What the task requires: Transcribe the entries below exactly.

Listed entries:
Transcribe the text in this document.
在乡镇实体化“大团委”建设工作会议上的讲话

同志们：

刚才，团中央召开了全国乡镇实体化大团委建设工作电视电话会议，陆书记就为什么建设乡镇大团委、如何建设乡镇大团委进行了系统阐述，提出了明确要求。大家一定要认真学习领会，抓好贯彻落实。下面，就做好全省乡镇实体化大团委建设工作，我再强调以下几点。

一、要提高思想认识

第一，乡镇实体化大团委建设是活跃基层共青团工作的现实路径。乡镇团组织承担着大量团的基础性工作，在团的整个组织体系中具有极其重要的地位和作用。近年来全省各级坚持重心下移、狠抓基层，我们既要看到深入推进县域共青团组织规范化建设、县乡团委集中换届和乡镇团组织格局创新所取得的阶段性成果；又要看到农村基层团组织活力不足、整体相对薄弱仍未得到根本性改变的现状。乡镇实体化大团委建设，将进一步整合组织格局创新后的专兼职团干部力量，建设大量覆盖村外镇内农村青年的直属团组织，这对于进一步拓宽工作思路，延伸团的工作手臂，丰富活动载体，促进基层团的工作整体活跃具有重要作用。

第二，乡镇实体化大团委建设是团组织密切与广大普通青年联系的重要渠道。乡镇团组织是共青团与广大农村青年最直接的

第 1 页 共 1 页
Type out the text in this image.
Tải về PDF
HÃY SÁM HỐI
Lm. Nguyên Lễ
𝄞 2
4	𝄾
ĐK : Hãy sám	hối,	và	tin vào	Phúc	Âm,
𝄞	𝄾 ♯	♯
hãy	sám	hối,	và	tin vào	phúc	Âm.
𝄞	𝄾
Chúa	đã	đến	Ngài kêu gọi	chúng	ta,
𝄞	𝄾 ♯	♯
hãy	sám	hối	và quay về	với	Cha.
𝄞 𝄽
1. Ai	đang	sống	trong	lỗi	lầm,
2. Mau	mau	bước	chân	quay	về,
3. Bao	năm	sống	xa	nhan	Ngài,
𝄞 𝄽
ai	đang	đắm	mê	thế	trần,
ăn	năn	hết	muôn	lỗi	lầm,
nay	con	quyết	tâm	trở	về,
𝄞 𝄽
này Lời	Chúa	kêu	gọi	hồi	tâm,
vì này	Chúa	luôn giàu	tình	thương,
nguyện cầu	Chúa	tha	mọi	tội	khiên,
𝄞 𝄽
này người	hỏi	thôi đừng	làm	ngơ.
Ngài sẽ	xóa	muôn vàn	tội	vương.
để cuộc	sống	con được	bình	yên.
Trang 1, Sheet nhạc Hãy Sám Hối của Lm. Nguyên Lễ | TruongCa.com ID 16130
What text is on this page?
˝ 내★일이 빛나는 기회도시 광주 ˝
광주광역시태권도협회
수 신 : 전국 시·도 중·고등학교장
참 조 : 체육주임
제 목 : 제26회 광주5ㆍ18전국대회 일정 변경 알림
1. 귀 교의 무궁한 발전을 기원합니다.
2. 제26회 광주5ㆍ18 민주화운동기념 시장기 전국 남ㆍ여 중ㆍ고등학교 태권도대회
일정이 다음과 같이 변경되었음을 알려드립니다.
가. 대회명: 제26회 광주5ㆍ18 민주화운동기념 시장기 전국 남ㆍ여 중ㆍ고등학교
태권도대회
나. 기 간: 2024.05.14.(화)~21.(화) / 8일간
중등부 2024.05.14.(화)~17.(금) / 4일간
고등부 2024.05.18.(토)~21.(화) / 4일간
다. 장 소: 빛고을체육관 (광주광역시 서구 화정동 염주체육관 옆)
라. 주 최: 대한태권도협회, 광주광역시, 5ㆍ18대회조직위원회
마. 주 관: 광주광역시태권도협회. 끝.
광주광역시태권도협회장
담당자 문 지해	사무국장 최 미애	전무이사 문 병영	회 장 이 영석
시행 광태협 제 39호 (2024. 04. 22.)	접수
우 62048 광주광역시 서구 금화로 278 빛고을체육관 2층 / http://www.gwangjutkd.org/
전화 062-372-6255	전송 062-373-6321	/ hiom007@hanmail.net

Response below:
Transcribe the text in this document.
在乡镇实体化“大团委”建设工作会议上的讲话

同志们：

刚才，团中央召开了全国乡镇实体化大团委建设工作电视电话会议，陆书记就为什么建设乡镇大团委、如何建设乡镇大团委进行了系统阐述，提出了明确要求。大家一定要认真学习领会，抓好贯彻落实。下面，就做好全省乡镇实体化大团委建设工作，我再强调以下几点。

一、要提高思想认识

第一，乡镇实体化大团委建设是活跃基层共青团工作的现实路径。乡镇团组织承担着大量团的基础性工作，在团的整个组织体系中具有极其重要的地位和作用。近年来全省各级坚持重心下移、狠抓基层，我们既要看到深入推进县域共青团组织规范化建设、县乡团委集中换届和乡镇团组织格局创新所取得的阶段性成果；又要看到农村基层团组织活力不足、整体相对薄弱仍未得到根本性改变的现状。乡镇实体化大团委建设，将进一步整合组织格局创新后的专兼职团干部力量，建设大量覆盖村外镇内农村青年的直属团组织，这对于进一步拓宽工作思路，延伸团的工作手臂，丰富活动载体，促进基层团的工作整体活跃具有重要作用。

第二，乡镇实体化大团委建设是团组织密切与广大普通青年联系的重要渠道。乡镇团组织是共青团与广大农村青年最直接的

第 1 页 共 1 页
Type out the text in this image.
Tải về PDF
HÃY SÁM HỐI
Lm. Nguyên Lễ
𝄞 2
4	𝄾
ĐK : Hãy sám	hối,	và	tin vào	Phúc	Âm,
𝄞	𝄾 ♯	♯
hãy	sám	hối,	và	tin vào	phúc	Âm.
𝄞	𝄾
Chúa	đã	đến	Ngài kêu gọi	chúng	ta,
𝄞	𝄾 ♯	♯
hãy	sám	hối	và quay về	với	Cha.
𝄞 𝄽
1. Ai	đang	sống	trong	lỗi	lầm,
2. Mau	mau	bước	chân	quay	về,
3. Bao	năm	sống	xa	nhan	Ngài,
𝄞 𝄽
ai	đang	đắm	mê	thế	trần,
ăn	năn	hết	muôn	lỗi	lầm,
nay	con	quyết	tâm	trở	về,
𝄞 𝄽
này Lời	Chúa	kêu	gọi	hồi	tâm,
vì này	Chúa	luôn giàu	tình	thương,
nguyện cầu	Chúa	tha	mọi	tội	khiên,
𝄞 𝄽
này người	hỏi	thôi đừng	làm	ngơ.
Ngài sẽ	xóa	muôn vàn	tội	vương.
để cuộc	sống	con được	bình	yên.
Trang 1, Sheet nhạc Hãy Sám Hối của Lm. Nguyên Lễ | TruongCa.com ID 16130
What text is on this page?
˝ 내★일이 빛나는 기회도시 광주 ˝
광주광역시태권도협회
수 신 : 전국 시·도 중·고등학교장
참 조 : 체육주임
제 목 : 제26회 광주5ㆍ18전국대회 일정 변경 알림
1. 귀 교의 무궁한 발전을 기원합니다.
2. 제26회 광주5ㆍ18 민주화운동기념 시장기 전국 남ㆍ여 중ㆍ고등학교 태권도대회
일정이 다음과 같이 변경되었음을 알려드립니다.
가. 대회명: 제26회 광주5ㆍ18 민주화운동기념 시장기 전국 남ㆍ여 중ㆍ고등학교
태권도대회
나. 기 간: 2024.05.14.(화)~21.(화) / 8일간
중등부 2024.05.14.(화)~17.(금) / 4일간
고등부 2024.05.18.(토)~21.(화) / 4일간
다. 장 소: 빛고을체육관 (광주광역시 서구 화정동 염주체육관 옆)
라. 주 최: 대한태권도협회, 광주광역시, 5ㆍ18대회조직위원회
마. 주 관: 광주광역시태권도협회. 끝.
광주광역시태권도협회장
담당자 문 지해	사무국장 최 미애	전무이사 문 병영	회 장 이 영석
시행 광태협 제 39호 (2024. 04. 22.)	접수
우 62048 광주광역시 서구 금화로 278 빛고을체육관 2층 / http://www.gwangjutkd.org/
전화 062-372-6255	전송 062-373-6321	/ hiom007@hanmail.net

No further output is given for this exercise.